Guelt defende diversificação de portfólio além do CDI com Selic alta
Sócia da Guelt Investimentos aponta que diversificar ativos é essencial para proteger o patrimônio e capturar oportunidades com a Selic em 14,25%.
Pontos principais
- Ana Paula Milanez, sócia da Guelt, alerta para os riscos de concentrar investimentos apenas no CDI.
- A estratégia recomendada inclui alocação em ativos atrelados à inflação, Bolsa brasileira e investimentos no exterior.
- A assessoria oferece estruturas de carteira personalizadas para perfis conservador, moderado e agressivo.
- O planejamento financeiro e a gestão de risco são destacados como pilares fundamentais frente à cultura inflacionária do Brasil.

▶ **APLIQUE A LEITURA**
A - Liste todas as classes de ativos que a estratégia recomendada no texto sobre a Guelt inclui.
B - Responda com base no texto sobre a Guelt:
(i) Em qual percentual está a Selic?
(ii) Qual é o nome da sócia da Guelt citada?
(iii) Quais são os dois pilares fundamentais destacados diante da cultura inflacionária do Brasil?
C - Traduza para o inglês a frase "A assessoria oferece estruturas de carteira personalizadas para perfis conservador, moderado e agressivo.", que está no texto sobre a Guelt.

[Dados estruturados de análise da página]
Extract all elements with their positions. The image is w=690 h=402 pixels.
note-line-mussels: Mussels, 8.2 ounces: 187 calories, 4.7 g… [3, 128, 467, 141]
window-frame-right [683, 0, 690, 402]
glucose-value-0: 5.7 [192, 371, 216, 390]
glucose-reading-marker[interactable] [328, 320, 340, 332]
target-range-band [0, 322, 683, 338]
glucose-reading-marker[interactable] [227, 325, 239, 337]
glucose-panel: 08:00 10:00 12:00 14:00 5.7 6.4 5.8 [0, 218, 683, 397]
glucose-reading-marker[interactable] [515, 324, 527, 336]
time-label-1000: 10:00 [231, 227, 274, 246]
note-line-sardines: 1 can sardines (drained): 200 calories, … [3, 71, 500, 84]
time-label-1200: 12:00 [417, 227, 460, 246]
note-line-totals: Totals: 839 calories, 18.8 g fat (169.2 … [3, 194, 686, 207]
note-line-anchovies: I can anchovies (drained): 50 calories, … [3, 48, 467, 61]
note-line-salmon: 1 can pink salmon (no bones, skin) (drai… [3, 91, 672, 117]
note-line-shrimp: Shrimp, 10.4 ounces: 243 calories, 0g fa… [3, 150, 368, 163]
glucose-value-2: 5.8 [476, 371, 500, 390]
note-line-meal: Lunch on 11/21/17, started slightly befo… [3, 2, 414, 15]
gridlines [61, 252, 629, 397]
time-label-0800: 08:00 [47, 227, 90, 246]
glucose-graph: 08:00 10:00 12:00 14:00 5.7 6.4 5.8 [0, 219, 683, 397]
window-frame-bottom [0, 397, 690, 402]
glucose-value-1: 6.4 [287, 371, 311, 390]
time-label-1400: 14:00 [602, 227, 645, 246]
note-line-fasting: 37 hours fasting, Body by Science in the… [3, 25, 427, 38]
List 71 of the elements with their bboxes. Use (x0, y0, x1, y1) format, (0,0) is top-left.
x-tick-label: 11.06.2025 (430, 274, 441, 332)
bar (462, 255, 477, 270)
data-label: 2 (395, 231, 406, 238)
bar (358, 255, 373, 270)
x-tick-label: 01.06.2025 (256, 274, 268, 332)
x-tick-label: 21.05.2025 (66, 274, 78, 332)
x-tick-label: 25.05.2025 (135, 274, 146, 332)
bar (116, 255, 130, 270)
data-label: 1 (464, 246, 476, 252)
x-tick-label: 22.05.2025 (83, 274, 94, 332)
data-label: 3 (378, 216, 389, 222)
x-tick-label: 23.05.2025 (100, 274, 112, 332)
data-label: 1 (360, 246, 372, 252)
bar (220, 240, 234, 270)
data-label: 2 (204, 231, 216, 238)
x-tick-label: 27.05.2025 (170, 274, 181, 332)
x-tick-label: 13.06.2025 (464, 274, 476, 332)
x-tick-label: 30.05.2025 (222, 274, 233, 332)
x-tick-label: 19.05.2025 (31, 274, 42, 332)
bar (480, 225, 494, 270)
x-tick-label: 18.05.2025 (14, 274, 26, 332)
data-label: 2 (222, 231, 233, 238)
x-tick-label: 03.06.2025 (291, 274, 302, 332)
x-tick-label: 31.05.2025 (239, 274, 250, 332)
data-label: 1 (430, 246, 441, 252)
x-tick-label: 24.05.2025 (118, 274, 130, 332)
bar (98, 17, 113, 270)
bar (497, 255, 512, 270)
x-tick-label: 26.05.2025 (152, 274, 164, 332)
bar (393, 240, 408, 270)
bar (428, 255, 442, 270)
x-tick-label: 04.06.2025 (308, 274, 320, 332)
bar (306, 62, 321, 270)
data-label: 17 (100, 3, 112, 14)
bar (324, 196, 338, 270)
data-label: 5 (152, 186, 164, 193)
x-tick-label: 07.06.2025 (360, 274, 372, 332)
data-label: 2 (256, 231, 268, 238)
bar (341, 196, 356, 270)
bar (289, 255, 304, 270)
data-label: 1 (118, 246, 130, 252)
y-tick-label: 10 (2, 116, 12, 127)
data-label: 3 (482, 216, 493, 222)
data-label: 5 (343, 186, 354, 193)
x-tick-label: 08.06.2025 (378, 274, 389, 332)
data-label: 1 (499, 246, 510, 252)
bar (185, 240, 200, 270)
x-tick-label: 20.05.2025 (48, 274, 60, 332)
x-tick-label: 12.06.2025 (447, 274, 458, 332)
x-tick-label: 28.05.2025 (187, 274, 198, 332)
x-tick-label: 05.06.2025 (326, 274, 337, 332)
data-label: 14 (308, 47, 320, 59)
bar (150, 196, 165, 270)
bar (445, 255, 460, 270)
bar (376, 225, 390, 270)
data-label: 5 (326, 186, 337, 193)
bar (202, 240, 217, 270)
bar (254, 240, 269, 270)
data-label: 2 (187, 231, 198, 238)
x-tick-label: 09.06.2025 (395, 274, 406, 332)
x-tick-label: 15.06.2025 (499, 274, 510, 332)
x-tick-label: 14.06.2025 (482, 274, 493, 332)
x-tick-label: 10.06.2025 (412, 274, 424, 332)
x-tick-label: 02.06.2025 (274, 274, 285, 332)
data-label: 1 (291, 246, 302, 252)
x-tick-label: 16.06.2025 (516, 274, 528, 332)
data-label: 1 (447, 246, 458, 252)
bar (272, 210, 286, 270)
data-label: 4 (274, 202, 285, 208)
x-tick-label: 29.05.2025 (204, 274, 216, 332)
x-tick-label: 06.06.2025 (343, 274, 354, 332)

▶ **SOLUÇÕES DAS TAREFAS**
A -
- Ativos atrelados à inflação
- Bolsa brasileira
- Investimentos no exterior

B -
(i) 14,25%.
(ii) Ana Paula Milanez.
(iii) O planejamento financeiro e a gestão de risco.

C - The advisory firm offers personalized portfolio structures for conservative, moderate, and aggressive profiles.